** Required work **
Show every line below where "autres" can be found.

** Supplied entries **
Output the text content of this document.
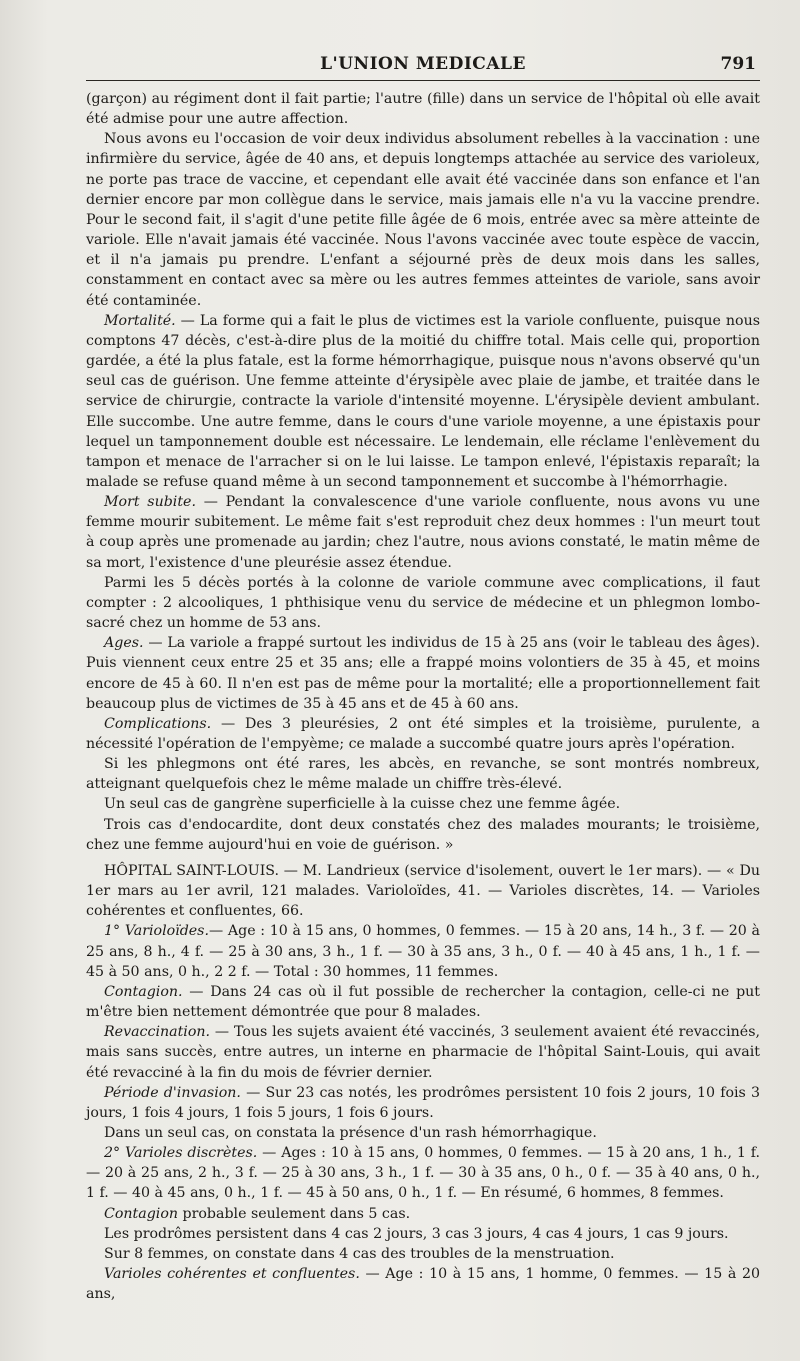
L'UNION MEDICALE	791

(garçon) au régiment dont il fait partie; l'autre (fille) dans un service de l'hôpital où elle avait été admise pour une autre affection.

Nous avons eu l'occasion de voir deux individus absolument rebelles à la vaccination : une infirmière du service, âgée de 40 ans, et depuis longtemps attachée au service des varioleux, ne porte pas trace de vaccine, et cependant elle avait été vaccinée dans son enfance et l'an dernier encore par mon collègue dans le service, mais jamais elle n'a vu la vaccine prendre. Pour le second fait, il s'agit d'une petite fille âgée de 6 mois, entrée avec sa mère atteinte de variole. Elle n'avait jamais été vaccinée. Nous l'avons vaccinée avec toute espèce de vaccin, et il n'a jamais pu prendre. L'enfant a séjourné près de deux mois dans les salles, constamment en contact avec sa mère ou les autres femmes atteintes de variole, sans avoir été contaminée.

Mortalité. — La forme qui a fait le plus de victimes est la variole confluente, puisque nous comptons 47 décès, c'est-à-dire plus de la moitié du chiffre total. Mais celle qui, proportion gardée, a été la plus fatale, est la forme hémorrhagique, puisque nous n'avons observé qu'un seul cas de guérison. Une femme atteinte d'érysipèle avec plaie de jambe, et traitée dans le service de chirurgie, contracte la variole d'intensité moyenne. L'érysipèle devient ambulant. Elle succombe. Une autre femme, dans le cours d'une variole moyenne, a une épistaxis pour lequel un tamponnement double est nécessaire. Le lendemain, elle réclame l'enlèvement du tampon et menace de l'arracher si on le lui laisse. Le tampon enlevé, l'épistaxis reparaît; la malade se refuse quand même à un second tamponnement et succombe à l'hémorrhagie.

Mort subite. — Pendant la convalescence d'une variole confluente, nous avons vu une femme mourir subitement. Le même fait s'est reproduit chez deux hommes : l'un meurt tout à coup après une promenade au jardin; chez l'autre, nous avions constaté, le matin même de sa mort, l'existence d'une pleurésie assez étendue.

Parmi les 5 décès portés à la colonne de variole commune avec complications, il faut compter : 2 alcooliques, 1 phthisique venu du service de médecine et un phlegmon lombo-sacré chez un homme de 53 ans.

Ages. — La variole a frappé surtout les individus de 15 à 25 ans (voir le tableau des âges). Puis viennent ceux entre 25 et 35 ans; elle a frappé moins volontiers de 35 à 45, et moins encore de 45 à 60. Il n'en est pas de même pour la mortalité; elle a proportionnellement fait beaucoup plus de victimes de 35 à 45 ans et de 45 à 60 ans.

Complications. — Des 3 pleurésies, 2 ont été simples et la troisième, purulente, a nécessité l'opération de l'empyème; ce malade a succombé quatre jours après l'opération.

Si les phlegmons ont été rares, les abcès, en revanche, se sont montrés nombreux, atteignant quelquefois chez le même malade un chiffre très-élevé.

Un seul cas de gangrène superficielle à la cuisse chez une femme âgée.

Trois cas d'endocardite, dont deux constatés chez des malades mourants; le troisième, chez une femme aujourd'hui en voie de guérison. »

HÔPITAL SAINT-LOUIS. — M. Landrieux (service d'isolement, ouvert le 1er mars). — « Du 1er mars au 1er avril, 121 malades. Varioloïdes, 41. — Varioles discrètes, 14. — Varioles cohérentes et confluentes, 66.

1° Varioloïdes.— Age : 10 à 15 ans, 0 hommes, 0 femmes. — 15 à 20 ans, 14 h., 3 f. — 20 à 25 ans, 8 h., 4 f. — 25 à 30 ans, 3 h., 1 f. — 30 à 35 ans, 3 h., 0 f. — 40 à 45 ans, 1 h., 1 f. — 45 à 50 ans, 0 h., 2 2 f. — Total : 30 hommes, 11 femmes.

Contagion. — Dans 24 cas où il fut possible de rechercher la contagion, celle-ci ne put m'être bien nettement démontrée que pour 8 malades.

Revaccination. — Tous les sujets avaient été vaccinés, 3 seulement avaient été revaccinés, mais sans succès, entre autres, un interne en pharmacie de l'hôpital Saint-Louis, qui avait été revacciné à la fin du mois de février dernier.

Période d'invasion. — Sur 23 cas notés, les prodrômes persistent 10 fois 2 jours, 10 fois 3 jours, 1 fois 4 jours, 1 fois 5 jours, 1 fois 6 jours.

Dans un seul cas, on constata la présence d'un rash hémorrhagique.

2° Varioles discrètes. — Ages : 10 à 15 ans, 0 hommes, 0 femmes. — 15 à 20 ans, 1 h., 1 f. — 20 à 25 ans, 2 h., 3 f. — 25 à 30 ans, 3 h., 1 f. — 30 à 35 ans, 0 h., 0 f. — 35 à 40 ans, 0 h., 1 f. — 40 à 45 ans, 0 h., 1 f. — 45 à 50 ans, 0 h., 1 f. — En résumé, 6 hommes, 8 femmes.

Contagion probable seulement dans 5 cas.

Les prodrômes persistent dans 4 cas 2 jours, 3 cas 3 jours, 4 cas 4 jours, 1 cas 9 jours.

Sur 8 femmes, on constate dans 4 cas des troubles de la menstruation.

Varioles cohérentes et confluentes. — Age : 10 à 15 ans, 1 homme, 0 femmes. — 15 à 20 ans,
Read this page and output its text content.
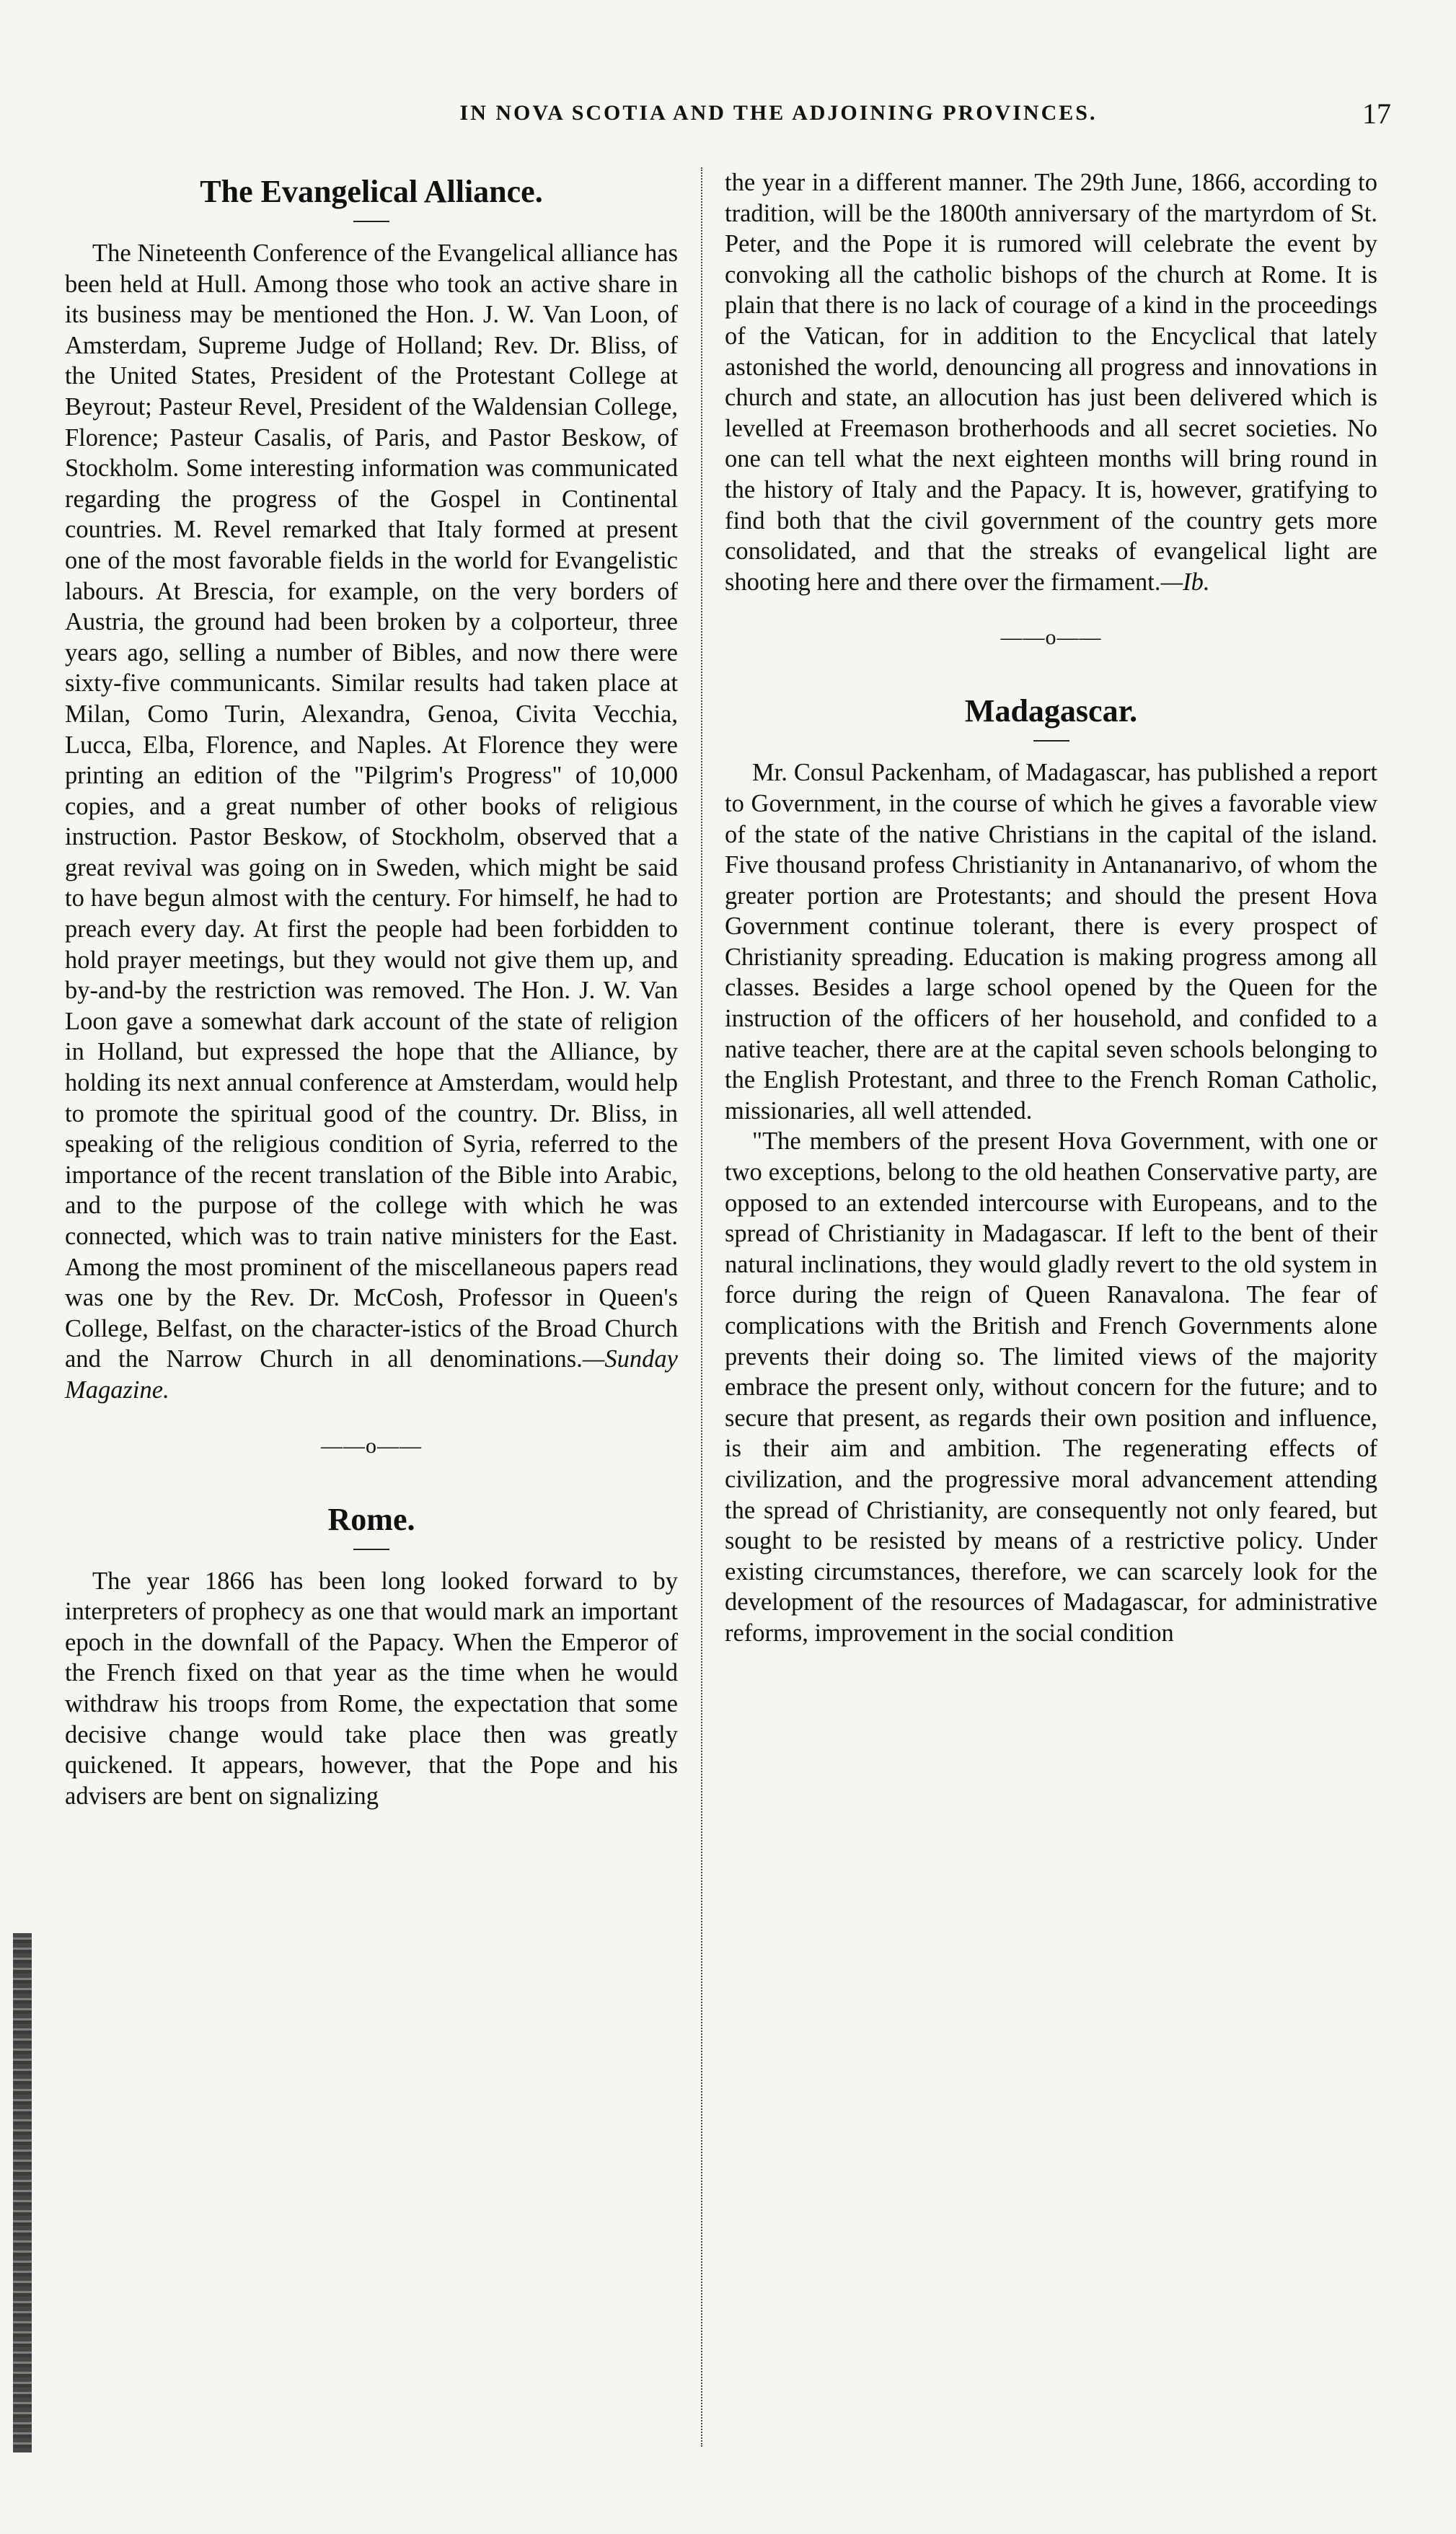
IN NOVA SCOTIA AND THE ADJOINING PROVINCES.	17
The Evangelical Alliance.

The Nineteenth Conference of the Evangelical alliance has been held at Hull. Among those who took an active share in its business may be mentioned the Hon. J. W. Van Loon, of Amsterdam, Supreme Judge of Holland; Rev. Dr. Bliss, of the United States, President of the Protestant College at Beyrout; Pasteur Revel, President of the Waldensian College, Florence; Pasteur Casalis, of Paris, and Pastor Beskow, of Stockholm. Some interesting information was communicated regarding the progress of the Gospel in Continental countries. M. Revel remarked that Italy formed at present one of the most favorable fields in the world for Evangelistic labours. At Brescia, for example, on the very borders of Austria, the ground had been broken by a colporteur, three years ago, selling a number of Bibles, and now there were sixty-five communicants. Similar results had taken place at Milan, Como Turin, Alexandra, Genoa, Civita Vecchia, Lucca, Elba, Florence, and Naples. At Florence they were printing an edition of the "Pilgrim's Progress" of 10,000 copies, and a great number of other books of religious instruction. Pastor Beskow, of Stockholm, observed that a great revival was going on in Sweden, which might be said to have begun almost with the century. For himself, he had to preach every day. At first the people had been forbidden to hold prayer meetings, but they would not give them up, and by-and-by the restriction was removed. The Hon. J. W. Van Loon gave a somewhat dark account of the state of religion in Holland, but expressed the hope that the Alliance, by holding its next annual conference at Amsterdam, would help to promote the spiritual good of the country. Dr. Bliss, in speaking of the religious condition of Syria, referred to the importance of the recent translation of the Bible into Arabic, and to the purpose of the college with which he was connected, which was to train native ministers for the East. Among the most prominent of the miscellaneous papers read was one by the Rev. Dr. McCosh, Professor in Queen's College, Belfast, on the character-istics of the Broad Church and the Narrow Church in all denominations.—Sunday Magazine.

——o——
Rome.

The year 1866 has been long looked forward to by interpreters of prophecy as one that would mark an important epoch in the downfall of the Papacy. When the Emperor of the French fixed on that year as the time when he would withdraw his troops from Rome, the expectation that some decisive change would take place then was greatly quickened. It appears, however, that the Pope and his advisers are bent on signalizing

the year in a different manner. The 29th June, 1866, according to tradition, will be the 1800th anniversary of the martyrdom of St. Peter, and the Pope it is rumored will celebrate the event by convoking all the catholic bishops of the church at Rome. It is plain that there is no lack of courage of a kind in the proceedings of the Vatican, for in addition to the Encyclical that lately astonished the world, denouncing all progress and innovations in church and state, an allocution has just been delivered which is levelled at Freemason brotherhoods and all secret societies. No one can tell what the next eighteen months will bring round in the history of Italy and the Papacy. It is, however, gratifying to find both that the civil government of the country gets more consolidated, and that the streaks of evangelical light are shooting here and there over the firmament.—Ib.

——o——
Madagascar.

Mr. Consul Packenham, of Madagascar, has published a report to Government, in the course of which he gives a favorable view of the state of the native Christians in the capital of the island. Five thousand profess Christianity in Antananarivo, of whom the greater portion are Protestants; and should the present Hova Government continue tolerant, there is every prospect of Christianity spreading. Education is making progress among all classes. Besides a large school opened by the Queen for the instruction of the officers of her household, and confided to a native teacher, there are at the capital seven schools belonging to the English Protestant, and three to the French Roman Catholic, missionaries, all well attended.

"The members of the present Hova Government, with one or two exceptions, belong to the old heathen Conservative party, are opposed to an extended intercourse with Europeans, and to the spread of Christianity in Madagascar. If left to the bent of their natural inclinations, they would gladly revert to the old system in force during the reign of Queen Ranavalona. The fear of complications with the British and French Governments alone prevents their doing so. The limited views of the majority embrace the present only, without concern for the future; and to secure that present, as regards their own position and influence, is their aim and ambition. The regenerating effects of civilization, and the progressive moral advancement attending the spread of Christianity, are consequently not only feared, but sought to be resisted by means of a restrictive policy. Under existing circumstances, therefore, we can scarcely look for the development of the resources of Madagascar, for administrative reforms, improvement in the social condition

** Written solution **
Nous avons eu l'occasion de voir deux individus absolument rebelles à la vaccination : une infirmière du service, âgée de 40 ans, et depuis longtemps attachée au service des varioleux, ne porte pas trace de vaccine, et cependant elle avait été vaccinée dans son enfance et l'an dernier encore par mon collègue dans le service, mais jamais elle n'a vu la vaccine prendre. Pour le second fait, il s'agit d'une petite fille âgée de 6 mois, entrée avec sa mère atteinte de variole. Elle n'avait jamais été vaccinée. Nous l'avons vaccinée avec toute espèce de vaccin, et il n'a jamais pu prendre. L'enfant a séjourné près de deux mois dans les salles, constamment en contact avec sa mère ou les autres femmes atteintes de variole, sans avoir été contaminée.
Revaccination. — Tous les sujets avaient été vaccinés, 3 seulement avaient été revaccinés, mais sans succès, entre autres, un interne en pharmacie de l'hôpital Saint-Louis, qui avait été revacciné à la fin du mois de février dernier.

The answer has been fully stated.